_Records shown_
--------

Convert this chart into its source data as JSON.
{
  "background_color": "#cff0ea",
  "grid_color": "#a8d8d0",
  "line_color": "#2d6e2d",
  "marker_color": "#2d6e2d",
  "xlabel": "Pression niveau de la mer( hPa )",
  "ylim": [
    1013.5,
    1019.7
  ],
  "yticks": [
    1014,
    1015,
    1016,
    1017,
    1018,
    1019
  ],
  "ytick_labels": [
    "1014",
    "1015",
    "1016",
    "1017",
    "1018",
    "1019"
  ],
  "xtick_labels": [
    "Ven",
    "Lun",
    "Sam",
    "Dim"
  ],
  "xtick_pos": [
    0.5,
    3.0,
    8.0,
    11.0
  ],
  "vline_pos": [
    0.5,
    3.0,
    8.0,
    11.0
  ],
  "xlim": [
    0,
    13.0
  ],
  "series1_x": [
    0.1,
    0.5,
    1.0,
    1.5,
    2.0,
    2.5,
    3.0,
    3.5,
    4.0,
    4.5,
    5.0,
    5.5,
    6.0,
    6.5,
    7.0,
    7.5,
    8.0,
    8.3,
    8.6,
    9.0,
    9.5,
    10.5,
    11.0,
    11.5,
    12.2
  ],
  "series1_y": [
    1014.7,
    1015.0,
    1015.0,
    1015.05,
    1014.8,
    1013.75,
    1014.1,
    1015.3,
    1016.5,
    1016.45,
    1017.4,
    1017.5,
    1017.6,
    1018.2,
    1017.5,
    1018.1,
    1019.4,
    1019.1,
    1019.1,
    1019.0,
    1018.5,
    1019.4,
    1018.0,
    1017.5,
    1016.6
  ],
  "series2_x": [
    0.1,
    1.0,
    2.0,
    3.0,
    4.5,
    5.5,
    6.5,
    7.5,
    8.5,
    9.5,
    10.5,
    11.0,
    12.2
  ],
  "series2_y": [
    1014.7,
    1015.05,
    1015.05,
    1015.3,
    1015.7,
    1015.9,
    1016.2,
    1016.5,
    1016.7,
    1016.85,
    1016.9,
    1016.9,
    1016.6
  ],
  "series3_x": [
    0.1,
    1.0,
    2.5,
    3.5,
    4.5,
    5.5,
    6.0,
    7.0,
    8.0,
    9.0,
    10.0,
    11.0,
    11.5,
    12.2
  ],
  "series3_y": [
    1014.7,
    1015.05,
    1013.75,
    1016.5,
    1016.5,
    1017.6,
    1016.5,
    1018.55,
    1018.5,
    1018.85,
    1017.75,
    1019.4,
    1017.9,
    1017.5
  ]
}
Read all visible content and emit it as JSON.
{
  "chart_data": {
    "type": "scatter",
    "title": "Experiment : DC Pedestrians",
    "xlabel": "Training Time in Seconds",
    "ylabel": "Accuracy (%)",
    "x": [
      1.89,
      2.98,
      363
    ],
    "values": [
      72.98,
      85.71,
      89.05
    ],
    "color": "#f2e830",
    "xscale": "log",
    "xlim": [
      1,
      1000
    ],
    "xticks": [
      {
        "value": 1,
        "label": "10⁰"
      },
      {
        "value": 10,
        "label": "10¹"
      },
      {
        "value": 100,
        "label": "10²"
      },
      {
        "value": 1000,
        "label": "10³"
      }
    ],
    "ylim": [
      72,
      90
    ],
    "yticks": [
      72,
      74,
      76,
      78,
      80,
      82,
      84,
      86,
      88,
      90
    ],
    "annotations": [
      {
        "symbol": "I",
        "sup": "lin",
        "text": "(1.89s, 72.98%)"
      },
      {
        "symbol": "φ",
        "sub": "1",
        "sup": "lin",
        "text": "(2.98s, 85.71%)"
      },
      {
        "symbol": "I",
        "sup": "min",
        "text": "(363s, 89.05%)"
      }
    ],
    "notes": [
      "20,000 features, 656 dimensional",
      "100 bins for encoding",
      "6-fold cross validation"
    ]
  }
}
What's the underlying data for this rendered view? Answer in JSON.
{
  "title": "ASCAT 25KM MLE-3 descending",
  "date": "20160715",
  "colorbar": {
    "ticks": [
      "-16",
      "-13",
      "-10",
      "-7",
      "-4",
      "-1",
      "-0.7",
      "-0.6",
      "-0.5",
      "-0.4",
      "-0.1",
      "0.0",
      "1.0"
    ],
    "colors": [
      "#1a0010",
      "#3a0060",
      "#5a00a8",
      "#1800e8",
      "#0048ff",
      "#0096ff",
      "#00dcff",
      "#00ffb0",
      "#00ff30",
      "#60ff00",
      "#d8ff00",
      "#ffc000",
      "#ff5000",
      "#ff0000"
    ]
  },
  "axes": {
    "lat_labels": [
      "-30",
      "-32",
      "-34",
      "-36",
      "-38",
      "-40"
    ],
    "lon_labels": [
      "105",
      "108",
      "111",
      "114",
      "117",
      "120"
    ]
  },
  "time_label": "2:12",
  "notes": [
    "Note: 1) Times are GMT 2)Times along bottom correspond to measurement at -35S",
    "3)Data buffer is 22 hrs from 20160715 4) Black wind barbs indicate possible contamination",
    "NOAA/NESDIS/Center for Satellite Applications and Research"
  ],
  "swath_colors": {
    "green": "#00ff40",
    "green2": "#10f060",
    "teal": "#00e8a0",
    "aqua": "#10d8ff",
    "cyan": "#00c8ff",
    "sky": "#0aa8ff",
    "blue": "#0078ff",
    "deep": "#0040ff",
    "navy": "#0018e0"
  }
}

--------

_Your task_
Locate the lines above that contain "title" and copy them.

_The output_
    "title": "Experiment : DC Pedestrians",
  "title": "ASCAT 25KM MLE-3 descending",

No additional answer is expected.